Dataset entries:
— START —

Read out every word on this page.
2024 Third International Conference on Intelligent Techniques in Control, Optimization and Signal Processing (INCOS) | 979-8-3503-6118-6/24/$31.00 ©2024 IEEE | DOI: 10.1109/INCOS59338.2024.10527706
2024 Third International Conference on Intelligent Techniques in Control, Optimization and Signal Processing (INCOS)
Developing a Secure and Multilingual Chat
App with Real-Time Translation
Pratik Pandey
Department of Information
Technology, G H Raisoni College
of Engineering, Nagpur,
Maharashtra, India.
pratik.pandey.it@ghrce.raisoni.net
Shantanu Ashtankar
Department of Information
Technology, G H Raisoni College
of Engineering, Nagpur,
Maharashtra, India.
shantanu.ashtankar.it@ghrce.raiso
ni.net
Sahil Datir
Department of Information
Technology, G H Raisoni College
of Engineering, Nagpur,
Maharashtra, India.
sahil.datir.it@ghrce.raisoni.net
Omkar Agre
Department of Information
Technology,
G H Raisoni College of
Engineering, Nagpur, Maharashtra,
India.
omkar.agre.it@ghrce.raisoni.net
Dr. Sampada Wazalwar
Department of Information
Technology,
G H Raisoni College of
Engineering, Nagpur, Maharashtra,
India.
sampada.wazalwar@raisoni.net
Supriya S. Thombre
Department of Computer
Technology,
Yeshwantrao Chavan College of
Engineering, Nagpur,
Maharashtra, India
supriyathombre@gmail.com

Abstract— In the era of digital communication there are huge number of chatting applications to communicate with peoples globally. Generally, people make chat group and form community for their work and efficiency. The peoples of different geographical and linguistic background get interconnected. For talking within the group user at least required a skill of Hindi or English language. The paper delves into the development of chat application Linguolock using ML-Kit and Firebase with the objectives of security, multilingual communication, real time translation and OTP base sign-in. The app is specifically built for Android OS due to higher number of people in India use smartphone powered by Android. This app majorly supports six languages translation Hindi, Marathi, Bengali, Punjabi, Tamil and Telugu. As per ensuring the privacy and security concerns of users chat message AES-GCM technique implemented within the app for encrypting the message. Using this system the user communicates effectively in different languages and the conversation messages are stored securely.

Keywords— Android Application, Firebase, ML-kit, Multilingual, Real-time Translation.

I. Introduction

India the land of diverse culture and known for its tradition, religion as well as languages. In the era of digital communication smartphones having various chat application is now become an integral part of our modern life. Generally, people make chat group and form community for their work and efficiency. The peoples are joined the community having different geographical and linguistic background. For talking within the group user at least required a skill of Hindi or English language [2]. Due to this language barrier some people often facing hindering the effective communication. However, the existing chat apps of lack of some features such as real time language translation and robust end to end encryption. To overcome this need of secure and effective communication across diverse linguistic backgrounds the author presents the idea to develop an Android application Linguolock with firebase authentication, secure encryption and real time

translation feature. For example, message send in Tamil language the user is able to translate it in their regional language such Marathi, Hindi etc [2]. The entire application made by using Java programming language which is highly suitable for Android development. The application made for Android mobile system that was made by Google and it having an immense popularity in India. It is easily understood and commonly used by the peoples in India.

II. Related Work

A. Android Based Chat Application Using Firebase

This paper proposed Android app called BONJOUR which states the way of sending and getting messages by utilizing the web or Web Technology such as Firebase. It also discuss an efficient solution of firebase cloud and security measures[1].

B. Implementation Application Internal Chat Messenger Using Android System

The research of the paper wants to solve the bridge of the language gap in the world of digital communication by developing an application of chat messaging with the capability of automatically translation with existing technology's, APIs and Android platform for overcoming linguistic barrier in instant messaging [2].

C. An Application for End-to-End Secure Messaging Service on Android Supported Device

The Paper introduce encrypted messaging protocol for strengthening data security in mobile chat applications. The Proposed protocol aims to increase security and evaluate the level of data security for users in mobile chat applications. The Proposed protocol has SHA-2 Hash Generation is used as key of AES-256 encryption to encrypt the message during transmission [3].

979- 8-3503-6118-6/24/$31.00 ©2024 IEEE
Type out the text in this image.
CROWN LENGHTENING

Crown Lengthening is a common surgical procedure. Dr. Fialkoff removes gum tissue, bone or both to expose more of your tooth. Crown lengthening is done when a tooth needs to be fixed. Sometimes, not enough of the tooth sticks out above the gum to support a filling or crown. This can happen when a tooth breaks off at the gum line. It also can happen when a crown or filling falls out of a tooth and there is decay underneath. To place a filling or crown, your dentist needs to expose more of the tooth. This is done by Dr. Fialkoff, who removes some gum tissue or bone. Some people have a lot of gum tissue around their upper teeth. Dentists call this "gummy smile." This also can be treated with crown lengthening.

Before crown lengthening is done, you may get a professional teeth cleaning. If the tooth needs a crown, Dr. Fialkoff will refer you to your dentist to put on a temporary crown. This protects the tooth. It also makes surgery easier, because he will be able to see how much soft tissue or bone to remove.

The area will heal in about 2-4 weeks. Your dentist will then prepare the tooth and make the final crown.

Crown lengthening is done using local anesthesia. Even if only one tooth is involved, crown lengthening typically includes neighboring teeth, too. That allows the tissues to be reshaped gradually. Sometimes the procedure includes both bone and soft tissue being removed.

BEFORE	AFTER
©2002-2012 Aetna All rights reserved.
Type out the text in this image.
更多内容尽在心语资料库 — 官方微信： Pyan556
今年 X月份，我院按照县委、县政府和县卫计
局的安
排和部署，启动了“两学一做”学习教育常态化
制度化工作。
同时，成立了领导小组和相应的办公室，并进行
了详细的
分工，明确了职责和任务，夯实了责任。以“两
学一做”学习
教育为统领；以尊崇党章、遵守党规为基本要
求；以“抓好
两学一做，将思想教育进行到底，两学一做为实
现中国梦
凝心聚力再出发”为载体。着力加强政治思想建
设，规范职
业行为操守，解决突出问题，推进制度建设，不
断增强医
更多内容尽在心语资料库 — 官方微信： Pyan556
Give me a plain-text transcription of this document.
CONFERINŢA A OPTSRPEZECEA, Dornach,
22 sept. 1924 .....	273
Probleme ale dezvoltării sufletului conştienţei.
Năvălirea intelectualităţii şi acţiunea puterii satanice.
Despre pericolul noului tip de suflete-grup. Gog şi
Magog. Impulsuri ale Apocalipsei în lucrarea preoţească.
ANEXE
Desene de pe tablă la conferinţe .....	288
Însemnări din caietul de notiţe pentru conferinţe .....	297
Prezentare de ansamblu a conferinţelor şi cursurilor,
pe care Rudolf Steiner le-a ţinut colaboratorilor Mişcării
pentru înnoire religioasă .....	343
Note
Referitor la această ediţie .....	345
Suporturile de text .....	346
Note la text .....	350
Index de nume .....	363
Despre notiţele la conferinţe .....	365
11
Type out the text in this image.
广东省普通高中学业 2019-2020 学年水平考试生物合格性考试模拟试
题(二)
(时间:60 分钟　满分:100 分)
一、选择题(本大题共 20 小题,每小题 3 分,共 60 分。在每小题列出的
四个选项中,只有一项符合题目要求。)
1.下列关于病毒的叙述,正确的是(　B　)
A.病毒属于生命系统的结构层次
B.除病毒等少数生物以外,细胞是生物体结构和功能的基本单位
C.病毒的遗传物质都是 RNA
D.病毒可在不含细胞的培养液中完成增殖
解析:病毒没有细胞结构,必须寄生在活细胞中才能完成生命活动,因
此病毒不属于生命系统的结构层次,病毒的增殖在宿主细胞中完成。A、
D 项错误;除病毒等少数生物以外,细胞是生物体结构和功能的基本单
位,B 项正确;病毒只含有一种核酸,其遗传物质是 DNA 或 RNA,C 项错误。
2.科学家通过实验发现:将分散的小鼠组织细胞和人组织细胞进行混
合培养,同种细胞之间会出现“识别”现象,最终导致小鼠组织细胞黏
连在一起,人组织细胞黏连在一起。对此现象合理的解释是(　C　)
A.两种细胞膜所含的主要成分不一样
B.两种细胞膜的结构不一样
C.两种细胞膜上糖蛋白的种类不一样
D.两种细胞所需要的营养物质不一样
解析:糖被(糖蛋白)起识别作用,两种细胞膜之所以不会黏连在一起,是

— END —

### Exercise aim
Copy, from the material above, each line in which the string "Conference" occurs.

### Problem solution
2024 Third International Conference on Intelligent Techniques in Control, Optimization and Signal Processing (INCOS) | 979-8-3503-6118-6/24/$31.00 ©2024 IEEE | DOI: 10.1109/INCOS59338.2024.10527706
2024 Third International Conference on Intelligent Techniques in Control, Optimization and Signal Processing (INCOS)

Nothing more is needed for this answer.